## begin Records for processing

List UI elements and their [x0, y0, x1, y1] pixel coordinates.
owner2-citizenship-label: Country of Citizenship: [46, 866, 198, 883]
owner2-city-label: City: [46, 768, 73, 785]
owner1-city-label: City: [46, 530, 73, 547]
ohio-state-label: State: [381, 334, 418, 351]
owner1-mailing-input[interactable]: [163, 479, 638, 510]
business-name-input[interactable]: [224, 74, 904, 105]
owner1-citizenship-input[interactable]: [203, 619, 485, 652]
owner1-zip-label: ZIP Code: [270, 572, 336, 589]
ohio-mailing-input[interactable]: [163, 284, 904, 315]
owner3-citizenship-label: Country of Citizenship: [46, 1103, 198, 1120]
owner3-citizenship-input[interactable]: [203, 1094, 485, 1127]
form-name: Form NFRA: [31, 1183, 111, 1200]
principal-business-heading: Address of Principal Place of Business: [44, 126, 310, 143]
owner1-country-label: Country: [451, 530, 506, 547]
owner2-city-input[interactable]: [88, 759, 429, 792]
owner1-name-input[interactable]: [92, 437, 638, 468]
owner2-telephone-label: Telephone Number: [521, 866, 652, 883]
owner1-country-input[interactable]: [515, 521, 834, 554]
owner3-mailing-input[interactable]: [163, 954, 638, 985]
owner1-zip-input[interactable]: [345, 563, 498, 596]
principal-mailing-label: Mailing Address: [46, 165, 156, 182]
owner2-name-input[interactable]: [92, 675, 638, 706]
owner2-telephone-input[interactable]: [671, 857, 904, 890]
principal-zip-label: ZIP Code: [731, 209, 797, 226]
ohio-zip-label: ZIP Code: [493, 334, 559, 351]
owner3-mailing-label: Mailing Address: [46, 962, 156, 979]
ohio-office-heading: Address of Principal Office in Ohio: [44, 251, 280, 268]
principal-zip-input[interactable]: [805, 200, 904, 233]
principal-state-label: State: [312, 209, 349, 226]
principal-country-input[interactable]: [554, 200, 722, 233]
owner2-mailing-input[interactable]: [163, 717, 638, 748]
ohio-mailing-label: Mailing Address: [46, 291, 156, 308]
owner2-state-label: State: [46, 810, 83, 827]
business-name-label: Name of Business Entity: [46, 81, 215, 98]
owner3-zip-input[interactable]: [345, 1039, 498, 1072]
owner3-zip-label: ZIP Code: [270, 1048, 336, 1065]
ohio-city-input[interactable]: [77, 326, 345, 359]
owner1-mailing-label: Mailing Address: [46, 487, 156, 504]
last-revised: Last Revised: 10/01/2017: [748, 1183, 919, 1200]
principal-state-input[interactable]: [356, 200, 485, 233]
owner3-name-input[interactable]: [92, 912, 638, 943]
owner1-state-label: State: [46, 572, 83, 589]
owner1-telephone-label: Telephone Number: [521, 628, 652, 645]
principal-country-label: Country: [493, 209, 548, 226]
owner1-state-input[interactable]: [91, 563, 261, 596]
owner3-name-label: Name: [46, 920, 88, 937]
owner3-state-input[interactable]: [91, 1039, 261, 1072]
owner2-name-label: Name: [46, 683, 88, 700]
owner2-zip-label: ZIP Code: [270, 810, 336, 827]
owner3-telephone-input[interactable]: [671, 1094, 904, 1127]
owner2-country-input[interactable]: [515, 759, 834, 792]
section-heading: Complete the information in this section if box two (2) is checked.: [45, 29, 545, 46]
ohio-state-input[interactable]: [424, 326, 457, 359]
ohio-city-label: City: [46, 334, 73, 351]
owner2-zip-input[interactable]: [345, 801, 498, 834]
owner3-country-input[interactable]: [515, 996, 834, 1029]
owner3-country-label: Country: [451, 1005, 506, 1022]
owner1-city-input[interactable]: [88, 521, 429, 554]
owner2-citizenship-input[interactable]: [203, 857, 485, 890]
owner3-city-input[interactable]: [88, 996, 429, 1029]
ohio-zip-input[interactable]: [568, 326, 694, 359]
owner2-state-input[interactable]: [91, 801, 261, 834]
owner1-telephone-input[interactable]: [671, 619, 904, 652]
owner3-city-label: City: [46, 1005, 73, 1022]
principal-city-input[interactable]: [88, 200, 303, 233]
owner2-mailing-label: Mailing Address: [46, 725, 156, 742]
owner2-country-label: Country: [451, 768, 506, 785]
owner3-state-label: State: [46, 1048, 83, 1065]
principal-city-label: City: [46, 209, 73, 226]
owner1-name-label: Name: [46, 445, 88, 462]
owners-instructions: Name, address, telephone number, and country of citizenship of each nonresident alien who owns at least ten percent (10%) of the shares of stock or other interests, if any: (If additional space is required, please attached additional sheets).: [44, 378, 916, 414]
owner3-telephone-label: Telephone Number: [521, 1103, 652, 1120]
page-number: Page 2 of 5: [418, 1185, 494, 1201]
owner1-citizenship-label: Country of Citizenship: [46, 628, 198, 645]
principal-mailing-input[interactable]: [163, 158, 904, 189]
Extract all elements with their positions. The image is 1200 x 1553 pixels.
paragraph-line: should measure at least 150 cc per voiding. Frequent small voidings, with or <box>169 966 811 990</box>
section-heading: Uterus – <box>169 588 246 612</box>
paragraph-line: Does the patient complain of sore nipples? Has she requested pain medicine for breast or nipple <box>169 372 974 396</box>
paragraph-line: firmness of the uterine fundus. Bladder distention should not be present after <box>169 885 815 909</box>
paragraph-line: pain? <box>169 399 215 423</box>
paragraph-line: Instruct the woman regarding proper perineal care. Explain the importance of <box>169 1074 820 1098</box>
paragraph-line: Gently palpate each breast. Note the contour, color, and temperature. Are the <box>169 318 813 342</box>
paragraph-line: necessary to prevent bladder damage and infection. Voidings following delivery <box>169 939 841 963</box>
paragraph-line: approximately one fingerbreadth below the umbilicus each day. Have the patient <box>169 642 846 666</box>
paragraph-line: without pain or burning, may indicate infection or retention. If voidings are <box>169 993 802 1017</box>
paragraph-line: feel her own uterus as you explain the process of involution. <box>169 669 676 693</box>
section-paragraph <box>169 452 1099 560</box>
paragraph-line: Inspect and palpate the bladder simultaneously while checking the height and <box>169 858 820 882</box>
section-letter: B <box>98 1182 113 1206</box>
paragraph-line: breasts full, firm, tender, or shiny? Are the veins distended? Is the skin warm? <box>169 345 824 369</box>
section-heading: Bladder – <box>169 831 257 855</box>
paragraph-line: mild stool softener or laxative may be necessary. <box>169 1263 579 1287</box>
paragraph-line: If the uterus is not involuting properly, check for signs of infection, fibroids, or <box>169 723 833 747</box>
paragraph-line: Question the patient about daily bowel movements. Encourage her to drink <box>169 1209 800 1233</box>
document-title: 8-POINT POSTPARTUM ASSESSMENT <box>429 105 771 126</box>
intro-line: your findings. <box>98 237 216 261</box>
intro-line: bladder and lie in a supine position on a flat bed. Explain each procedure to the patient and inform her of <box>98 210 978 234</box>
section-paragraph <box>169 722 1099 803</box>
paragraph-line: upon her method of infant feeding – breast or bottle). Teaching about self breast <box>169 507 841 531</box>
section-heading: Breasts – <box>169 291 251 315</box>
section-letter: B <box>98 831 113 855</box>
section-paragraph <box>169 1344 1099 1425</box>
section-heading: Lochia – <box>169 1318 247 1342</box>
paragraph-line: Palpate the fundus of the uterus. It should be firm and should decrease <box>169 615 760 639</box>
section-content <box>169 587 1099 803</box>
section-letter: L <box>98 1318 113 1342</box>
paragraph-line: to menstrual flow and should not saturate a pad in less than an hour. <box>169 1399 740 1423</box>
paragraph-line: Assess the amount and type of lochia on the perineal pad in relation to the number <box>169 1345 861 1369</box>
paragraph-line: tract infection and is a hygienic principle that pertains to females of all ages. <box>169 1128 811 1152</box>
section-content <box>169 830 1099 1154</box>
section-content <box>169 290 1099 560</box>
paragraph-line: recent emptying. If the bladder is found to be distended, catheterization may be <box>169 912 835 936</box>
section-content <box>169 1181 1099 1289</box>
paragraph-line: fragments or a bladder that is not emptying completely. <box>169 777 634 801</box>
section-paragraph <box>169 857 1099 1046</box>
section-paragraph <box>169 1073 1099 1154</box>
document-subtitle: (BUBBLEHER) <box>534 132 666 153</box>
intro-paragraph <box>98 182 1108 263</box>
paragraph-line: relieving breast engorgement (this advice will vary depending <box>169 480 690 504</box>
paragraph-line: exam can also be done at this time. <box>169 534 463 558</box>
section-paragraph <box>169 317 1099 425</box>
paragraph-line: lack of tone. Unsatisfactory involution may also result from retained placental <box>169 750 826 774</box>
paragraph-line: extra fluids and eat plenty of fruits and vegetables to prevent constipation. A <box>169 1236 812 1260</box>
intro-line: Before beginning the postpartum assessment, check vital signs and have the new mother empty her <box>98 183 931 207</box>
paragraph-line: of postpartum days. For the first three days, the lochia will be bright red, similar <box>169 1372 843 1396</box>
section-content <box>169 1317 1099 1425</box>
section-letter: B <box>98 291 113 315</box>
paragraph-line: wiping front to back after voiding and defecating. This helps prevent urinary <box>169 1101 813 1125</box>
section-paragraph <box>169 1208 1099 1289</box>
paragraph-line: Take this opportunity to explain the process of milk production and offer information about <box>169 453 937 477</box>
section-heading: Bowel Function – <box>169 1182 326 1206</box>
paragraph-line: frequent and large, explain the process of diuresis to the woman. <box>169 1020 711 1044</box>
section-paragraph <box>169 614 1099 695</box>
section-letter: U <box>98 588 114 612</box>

## end Records for processing

Rewrite the records from the start through the line containing "owner1-name-input[interactable]: [92, 437, 638, 468]", replacing "Country of Citizenship" with "Nationality" and changing nothing else.

* [Solution to this task]
List UI elements and their [x0, y0, x1, y1] pixel coordinates.
owner2-citizenship-label: Nationality: [46, 866, 198, 883]
owner2-city-label: City: [46, 768, 73, 785]
owner1-city-label: City: [46, 530, 73, 547]
ohio-state-label: State: [381, 334, 418, 351]
owner1-mailing-input[interactable]: [163, 479, 638, 510]
business-name-input[interactable]: [224, 74, 904, 105]
owner1-citizenship-input[interactable]: [203, 619, 485, 652]
owner1-zip-label: ZIP Code: [270, 572, 336, 589]
ohio-mailing-input[interactable]: [163, 284, 904, 315]
owner3-citizenship-label: Nationality: [46, 1103, 198, 1120]
owner3-citizenship-input[interactable]: [203, 1094, 485, 1127]
form-name: Form NFRA: [31, 1183, 111, 1200]
principal-business-heading: Address of Principal Place of Business: [44, 126, 310, 143]
owner1-country-label: Country: [451, 530, 506, 547]
owner2-city-input[interactable]: [88, 759, 429, 792]
owner1-name-input[interactable]: [92, 437, 638, 468]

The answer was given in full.